Records follow. Copy every line with "subtitle".

[Entries taken from a collection]
— begin —

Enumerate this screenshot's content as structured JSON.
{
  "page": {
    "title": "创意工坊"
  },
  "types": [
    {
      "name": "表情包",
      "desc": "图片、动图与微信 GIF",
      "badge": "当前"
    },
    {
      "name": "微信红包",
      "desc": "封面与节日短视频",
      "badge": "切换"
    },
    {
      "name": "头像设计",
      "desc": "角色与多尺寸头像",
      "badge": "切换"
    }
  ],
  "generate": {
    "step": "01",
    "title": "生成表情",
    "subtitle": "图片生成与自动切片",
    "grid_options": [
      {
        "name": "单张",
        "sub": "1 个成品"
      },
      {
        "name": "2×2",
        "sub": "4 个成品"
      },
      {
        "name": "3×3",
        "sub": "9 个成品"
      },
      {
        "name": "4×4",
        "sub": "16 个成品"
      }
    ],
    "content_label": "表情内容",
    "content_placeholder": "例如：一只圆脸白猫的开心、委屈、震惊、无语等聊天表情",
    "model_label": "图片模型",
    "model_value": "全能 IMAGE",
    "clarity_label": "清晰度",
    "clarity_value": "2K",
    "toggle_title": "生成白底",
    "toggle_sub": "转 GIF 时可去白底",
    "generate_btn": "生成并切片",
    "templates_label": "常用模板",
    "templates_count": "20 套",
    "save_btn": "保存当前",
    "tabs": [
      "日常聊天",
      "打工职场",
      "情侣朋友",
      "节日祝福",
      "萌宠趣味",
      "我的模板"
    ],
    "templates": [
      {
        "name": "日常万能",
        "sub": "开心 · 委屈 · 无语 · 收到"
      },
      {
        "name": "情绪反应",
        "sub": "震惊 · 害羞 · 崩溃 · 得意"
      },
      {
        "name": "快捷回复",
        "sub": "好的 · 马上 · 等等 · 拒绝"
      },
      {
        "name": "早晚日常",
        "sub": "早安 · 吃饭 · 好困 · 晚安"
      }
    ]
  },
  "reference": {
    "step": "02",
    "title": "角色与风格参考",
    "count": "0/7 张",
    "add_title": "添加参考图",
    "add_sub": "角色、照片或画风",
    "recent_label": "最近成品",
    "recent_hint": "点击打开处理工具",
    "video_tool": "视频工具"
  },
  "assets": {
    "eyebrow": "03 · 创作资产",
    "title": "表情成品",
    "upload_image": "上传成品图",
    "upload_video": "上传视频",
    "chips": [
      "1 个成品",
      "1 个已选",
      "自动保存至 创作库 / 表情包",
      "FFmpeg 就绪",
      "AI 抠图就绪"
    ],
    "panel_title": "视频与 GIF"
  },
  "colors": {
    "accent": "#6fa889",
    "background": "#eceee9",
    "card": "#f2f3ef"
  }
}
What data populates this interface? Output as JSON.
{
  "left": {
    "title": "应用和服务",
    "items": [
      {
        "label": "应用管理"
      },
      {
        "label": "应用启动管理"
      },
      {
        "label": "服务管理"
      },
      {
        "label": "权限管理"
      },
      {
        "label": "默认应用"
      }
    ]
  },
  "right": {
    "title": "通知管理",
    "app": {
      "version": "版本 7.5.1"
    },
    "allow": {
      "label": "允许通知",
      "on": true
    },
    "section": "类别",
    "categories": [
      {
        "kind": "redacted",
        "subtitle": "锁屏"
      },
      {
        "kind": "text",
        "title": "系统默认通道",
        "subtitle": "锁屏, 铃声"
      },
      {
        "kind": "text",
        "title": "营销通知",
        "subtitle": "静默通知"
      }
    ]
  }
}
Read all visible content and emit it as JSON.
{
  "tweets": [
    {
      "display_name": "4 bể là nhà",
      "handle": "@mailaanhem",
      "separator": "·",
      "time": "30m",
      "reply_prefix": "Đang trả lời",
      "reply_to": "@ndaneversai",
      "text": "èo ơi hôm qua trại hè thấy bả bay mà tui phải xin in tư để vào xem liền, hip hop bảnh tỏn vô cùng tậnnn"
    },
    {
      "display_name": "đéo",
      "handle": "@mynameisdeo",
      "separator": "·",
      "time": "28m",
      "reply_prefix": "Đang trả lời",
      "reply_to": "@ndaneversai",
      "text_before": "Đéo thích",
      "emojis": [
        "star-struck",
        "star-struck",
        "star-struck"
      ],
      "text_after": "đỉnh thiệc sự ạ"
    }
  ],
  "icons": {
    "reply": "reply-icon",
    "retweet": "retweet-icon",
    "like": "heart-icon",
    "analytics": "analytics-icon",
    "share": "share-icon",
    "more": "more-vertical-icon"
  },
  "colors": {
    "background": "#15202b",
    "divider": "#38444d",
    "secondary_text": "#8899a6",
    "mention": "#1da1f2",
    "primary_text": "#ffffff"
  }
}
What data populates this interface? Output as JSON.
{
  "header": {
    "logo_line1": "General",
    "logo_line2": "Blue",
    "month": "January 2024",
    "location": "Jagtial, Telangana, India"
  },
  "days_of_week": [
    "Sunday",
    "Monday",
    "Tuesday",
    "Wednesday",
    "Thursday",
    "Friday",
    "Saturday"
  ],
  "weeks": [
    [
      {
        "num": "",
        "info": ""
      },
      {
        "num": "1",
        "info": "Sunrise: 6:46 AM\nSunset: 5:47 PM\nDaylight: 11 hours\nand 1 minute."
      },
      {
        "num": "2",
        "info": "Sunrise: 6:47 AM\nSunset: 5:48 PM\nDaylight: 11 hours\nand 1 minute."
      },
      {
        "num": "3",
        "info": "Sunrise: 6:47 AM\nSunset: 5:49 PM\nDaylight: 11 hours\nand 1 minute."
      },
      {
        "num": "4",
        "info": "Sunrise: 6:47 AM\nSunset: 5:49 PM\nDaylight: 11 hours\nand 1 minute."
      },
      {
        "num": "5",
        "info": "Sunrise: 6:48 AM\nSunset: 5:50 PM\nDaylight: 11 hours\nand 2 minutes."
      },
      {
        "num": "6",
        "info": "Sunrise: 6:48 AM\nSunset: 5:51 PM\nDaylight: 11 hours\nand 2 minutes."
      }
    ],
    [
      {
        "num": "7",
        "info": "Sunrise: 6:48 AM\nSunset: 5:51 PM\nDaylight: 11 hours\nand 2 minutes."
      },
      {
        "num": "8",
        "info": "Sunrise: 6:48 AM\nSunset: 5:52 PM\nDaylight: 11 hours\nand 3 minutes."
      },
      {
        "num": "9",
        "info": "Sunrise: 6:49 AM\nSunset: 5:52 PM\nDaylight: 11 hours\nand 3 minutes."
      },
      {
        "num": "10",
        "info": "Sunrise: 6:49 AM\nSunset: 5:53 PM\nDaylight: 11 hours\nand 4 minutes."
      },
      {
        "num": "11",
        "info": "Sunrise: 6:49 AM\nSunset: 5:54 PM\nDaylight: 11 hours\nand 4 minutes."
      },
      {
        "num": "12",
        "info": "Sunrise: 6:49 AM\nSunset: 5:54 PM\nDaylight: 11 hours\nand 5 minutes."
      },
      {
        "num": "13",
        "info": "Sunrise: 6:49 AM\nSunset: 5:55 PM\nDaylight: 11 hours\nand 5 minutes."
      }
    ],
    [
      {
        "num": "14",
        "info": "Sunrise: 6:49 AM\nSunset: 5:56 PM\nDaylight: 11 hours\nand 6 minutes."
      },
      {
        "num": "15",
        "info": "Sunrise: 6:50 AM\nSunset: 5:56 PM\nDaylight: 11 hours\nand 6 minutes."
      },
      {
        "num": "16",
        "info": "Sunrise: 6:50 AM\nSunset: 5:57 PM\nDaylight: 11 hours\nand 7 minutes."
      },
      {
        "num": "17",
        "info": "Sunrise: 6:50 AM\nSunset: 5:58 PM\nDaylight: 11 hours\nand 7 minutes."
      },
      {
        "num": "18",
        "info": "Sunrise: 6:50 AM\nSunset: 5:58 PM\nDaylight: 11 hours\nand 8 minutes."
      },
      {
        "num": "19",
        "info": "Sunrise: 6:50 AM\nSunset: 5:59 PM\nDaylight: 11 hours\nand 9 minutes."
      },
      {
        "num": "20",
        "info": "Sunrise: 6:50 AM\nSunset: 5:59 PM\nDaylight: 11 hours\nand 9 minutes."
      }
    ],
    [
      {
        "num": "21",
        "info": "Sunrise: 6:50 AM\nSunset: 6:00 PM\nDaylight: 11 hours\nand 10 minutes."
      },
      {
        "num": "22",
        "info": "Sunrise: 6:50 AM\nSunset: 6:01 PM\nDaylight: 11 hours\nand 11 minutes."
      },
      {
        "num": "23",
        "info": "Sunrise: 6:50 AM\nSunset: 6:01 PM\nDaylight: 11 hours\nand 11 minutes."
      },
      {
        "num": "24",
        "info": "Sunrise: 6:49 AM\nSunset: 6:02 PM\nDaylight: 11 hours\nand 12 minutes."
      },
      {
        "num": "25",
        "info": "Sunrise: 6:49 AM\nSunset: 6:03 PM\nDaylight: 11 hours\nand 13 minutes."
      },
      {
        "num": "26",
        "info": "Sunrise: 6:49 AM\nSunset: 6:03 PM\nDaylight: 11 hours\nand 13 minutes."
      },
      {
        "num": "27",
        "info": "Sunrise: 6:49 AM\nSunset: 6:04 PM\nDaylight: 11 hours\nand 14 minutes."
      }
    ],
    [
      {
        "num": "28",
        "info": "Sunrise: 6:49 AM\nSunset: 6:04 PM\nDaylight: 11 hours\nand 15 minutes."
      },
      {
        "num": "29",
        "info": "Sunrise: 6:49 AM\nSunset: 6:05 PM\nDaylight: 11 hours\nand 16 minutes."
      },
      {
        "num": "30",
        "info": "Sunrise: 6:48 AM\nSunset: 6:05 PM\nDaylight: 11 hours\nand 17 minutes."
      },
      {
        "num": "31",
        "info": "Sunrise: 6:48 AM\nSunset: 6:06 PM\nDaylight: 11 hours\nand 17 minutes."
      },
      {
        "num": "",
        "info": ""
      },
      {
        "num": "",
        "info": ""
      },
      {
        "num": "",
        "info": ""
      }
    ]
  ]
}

— end —

### [Reply]
    "subtitle": "图片生成与自动切片",
        "subtitle": "锁屏"
        "subtitle": "锁屏, 铃声"
        "subtitle": "静默通知"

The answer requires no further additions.